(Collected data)
────────────────────

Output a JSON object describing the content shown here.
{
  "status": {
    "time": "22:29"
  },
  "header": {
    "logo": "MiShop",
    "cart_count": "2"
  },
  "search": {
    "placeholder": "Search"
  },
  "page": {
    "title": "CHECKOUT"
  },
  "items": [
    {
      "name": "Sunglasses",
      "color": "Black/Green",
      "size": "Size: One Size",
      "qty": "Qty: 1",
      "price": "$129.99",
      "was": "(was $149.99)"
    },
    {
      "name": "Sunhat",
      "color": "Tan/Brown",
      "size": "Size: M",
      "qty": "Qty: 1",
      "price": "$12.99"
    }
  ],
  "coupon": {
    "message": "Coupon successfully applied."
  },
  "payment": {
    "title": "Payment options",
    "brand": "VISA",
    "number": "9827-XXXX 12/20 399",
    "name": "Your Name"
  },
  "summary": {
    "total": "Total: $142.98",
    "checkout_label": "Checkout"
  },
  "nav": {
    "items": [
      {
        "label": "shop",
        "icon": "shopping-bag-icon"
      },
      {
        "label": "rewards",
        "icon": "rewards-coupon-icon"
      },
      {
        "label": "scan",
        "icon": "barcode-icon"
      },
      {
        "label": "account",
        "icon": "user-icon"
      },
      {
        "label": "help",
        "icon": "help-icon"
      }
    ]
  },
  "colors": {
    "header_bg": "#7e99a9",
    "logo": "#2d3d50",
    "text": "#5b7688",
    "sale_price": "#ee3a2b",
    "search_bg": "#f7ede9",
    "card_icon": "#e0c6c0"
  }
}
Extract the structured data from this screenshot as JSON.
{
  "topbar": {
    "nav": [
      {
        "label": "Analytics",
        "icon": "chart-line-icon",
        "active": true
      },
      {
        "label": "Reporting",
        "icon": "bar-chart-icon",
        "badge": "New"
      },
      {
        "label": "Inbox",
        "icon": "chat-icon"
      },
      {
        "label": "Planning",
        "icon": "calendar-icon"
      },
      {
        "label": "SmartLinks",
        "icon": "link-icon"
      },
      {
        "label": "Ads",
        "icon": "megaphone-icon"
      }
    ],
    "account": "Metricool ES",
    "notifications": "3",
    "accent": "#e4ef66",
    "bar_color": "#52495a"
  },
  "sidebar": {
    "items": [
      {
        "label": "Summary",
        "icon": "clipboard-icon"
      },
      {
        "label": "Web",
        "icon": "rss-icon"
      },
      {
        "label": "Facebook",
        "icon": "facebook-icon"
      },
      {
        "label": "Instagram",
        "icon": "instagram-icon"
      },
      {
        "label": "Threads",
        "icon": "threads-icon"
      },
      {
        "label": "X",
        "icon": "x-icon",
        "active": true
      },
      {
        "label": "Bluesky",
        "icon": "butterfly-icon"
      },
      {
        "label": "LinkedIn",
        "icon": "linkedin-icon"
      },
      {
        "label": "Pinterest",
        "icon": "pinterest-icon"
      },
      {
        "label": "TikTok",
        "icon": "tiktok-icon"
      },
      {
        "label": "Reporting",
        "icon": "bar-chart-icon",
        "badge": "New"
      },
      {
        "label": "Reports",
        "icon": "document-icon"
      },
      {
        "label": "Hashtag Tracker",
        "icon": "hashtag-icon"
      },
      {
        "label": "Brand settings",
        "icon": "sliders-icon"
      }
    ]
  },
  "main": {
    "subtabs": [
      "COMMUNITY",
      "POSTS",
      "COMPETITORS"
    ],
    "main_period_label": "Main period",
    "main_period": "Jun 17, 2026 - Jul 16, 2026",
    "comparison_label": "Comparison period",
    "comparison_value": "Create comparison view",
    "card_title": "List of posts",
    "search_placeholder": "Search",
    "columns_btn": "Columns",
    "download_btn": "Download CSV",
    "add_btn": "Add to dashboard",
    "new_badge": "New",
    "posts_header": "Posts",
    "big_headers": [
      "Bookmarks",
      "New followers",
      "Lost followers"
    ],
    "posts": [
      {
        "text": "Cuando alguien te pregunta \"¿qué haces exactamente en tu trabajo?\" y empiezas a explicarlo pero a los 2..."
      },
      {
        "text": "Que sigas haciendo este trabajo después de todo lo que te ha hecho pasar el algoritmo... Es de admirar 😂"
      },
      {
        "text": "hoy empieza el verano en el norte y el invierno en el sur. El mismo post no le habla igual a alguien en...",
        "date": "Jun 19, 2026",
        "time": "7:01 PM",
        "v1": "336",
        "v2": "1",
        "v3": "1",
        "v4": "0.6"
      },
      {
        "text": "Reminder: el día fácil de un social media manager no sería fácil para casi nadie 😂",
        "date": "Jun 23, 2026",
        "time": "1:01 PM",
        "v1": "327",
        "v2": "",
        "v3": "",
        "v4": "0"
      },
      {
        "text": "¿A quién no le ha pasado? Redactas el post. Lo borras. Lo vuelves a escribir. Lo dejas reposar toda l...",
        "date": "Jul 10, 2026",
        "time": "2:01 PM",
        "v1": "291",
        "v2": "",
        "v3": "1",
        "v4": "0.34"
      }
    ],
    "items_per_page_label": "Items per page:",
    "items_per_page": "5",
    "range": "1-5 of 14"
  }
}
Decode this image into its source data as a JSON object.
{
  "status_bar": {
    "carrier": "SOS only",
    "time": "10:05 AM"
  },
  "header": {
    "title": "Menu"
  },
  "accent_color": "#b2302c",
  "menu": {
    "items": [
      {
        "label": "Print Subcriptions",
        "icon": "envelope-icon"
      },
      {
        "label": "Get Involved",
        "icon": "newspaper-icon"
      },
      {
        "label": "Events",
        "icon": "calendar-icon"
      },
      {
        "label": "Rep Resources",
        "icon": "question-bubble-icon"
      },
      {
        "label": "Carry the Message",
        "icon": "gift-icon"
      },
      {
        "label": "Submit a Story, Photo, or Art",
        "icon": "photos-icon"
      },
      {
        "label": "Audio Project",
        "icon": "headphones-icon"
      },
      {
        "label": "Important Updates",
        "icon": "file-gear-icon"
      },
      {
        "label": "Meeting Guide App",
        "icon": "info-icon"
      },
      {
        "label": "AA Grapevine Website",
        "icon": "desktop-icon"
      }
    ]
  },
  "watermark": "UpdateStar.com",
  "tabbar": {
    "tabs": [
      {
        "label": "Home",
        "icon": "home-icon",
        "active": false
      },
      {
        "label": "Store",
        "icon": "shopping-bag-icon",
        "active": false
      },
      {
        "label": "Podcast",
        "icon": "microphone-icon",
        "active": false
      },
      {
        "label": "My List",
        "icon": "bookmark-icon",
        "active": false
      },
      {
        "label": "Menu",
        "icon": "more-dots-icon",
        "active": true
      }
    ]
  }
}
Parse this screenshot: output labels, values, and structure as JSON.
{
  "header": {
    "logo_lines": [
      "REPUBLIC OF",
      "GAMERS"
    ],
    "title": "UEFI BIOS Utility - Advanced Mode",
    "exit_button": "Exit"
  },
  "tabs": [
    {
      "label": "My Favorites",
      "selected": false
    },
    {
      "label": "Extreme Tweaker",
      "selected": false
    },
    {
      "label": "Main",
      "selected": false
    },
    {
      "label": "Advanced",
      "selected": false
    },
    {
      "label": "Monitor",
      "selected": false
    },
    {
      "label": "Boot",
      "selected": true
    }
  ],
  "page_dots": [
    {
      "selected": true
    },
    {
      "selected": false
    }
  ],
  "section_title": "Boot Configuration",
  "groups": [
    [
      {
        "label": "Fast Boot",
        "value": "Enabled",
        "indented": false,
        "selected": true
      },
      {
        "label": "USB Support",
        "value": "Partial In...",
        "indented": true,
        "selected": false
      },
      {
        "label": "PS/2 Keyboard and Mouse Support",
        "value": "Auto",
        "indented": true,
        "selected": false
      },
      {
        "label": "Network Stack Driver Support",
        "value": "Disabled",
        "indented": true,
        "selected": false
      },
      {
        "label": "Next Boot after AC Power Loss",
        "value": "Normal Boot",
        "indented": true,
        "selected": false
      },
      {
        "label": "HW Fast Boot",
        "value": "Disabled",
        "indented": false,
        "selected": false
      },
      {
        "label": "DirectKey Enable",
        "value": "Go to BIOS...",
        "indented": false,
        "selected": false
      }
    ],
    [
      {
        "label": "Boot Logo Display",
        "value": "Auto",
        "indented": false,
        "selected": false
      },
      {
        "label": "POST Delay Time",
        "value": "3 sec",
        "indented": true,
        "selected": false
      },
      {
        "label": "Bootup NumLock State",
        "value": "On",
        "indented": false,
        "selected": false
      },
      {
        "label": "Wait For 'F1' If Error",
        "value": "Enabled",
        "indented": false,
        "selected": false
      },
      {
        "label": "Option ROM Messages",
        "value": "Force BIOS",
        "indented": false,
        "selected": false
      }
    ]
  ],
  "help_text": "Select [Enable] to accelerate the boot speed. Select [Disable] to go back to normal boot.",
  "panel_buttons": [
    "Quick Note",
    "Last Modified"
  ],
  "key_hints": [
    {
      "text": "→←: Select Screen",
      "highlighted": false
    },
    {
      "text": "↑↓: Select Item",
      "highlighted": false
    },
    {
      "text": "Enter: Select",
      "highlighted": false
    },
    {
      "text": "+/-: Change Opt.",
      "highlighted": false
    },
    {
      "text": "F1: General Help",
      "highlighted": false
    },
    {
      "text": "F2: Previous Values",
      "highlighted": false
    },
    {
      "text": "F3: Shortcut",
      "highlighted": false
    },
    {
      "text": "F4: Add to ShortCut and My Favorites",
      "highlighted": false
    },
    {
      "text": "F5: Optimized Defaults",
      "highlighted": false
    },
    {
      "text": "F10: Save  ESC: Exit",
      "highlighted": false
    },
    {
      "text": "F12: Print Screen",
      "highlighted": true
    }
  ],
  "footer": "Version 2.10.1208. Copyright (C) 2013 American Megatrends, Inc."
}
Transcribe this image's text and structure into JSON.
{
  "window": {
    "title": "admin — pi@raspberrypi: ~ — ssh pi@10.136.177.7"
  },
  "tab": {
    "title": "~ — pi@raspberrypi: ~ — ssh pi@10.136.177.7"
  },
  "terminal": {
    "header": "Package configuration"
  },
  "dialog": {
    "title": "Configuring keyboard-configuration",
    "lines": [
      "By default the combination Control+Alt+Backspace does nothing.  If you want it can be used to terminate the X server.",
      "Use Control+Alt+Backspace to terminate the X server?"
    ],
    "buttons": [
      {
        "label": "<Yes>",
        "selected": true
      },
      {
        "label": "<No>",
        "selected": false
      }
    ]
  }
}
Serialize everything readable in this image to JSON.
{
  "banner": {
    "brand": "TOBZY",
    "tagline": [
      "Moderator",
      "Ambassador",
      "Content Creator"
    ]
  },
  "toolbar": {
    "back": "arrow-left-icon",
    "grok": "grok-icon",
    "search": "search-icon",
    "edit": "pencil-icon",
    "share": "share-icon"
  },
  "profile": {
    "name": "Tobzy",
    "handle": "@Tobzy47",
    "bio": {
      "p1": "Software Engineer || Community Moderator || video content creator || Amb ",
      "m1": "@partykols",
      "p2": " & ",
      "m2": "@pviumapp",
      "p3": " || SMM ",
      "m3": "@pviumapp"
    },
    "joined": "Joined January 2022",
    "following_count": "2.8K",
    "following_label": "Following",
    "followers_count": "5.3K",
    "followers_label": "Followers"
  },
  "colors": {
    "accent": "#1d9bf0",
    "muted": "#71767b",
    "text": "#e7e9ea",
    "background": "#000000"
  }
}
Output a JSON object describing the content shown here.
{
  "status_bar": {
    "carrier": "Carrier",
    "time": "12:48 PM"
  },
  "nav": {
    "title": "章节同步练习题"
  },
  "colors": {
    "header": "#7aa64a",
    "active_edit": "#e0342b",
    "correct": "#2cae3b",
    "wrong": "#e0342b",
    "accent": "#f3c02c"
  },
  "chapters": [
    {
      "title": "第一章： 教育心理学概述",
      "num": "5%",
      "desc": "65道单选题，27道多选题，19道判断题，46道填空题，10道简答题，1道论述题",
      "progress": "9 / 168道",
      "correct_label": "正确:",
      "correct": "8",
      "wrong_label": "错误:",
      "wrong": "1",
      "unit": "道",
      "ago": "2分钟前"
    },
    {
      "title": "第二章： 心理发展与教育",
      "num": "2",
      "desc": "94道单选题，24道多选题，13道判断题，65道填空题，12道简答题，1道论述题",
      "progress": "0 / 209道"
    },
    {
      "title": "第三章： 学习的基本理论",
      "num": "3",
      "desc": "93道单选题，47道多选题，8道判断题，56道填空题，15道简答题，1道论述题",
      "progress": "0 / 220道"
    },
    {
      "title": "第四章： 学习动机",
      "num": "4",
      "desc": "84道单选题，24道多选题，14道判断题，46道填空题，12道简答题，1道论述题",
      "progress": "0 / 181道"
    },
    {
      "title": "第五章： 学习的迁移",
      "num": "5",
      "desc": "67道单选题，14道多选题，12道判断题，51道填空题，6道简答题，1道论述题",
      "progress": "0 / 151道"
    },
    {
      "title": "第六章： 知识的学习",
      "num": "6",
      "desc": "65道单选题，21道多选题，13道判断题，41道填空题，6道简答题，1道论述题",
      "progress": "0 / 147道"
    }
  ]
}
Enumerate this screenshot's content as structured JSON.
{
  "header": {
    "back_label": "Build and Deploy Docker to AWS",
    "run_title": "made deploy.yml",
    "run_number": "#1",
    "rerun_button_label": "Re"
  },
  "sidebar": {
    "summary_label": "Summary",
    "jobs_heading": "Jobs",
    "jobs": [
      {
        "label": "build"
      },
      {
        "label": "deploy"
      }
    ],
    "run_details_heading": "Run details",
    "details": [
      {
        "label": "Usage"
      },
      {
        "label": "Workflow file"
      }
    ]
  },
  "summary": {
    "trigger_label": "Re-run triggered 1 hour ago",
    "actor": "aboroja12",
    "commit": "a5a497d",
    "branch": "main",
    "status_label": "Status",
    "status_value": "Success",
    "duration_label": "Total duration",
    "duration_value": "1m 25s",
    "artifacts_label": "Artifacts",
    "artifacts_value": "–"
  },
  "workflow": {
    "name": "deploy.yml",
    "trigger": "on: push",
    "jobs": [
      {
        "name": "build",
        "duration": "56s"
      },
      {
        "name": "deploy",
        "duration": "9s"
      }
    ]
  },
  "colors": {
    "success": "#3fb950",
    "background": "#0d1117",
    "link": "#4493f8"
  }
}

────────────────────

To do:
Copy each line of the records above that carries the word "screenshot".

Output for this task:
Extract the structured data from this screenshot as JSON.
Parse this screenshot: output labels, values, and structure as JSON.
Enumerate this screenshot's content as structured JSON.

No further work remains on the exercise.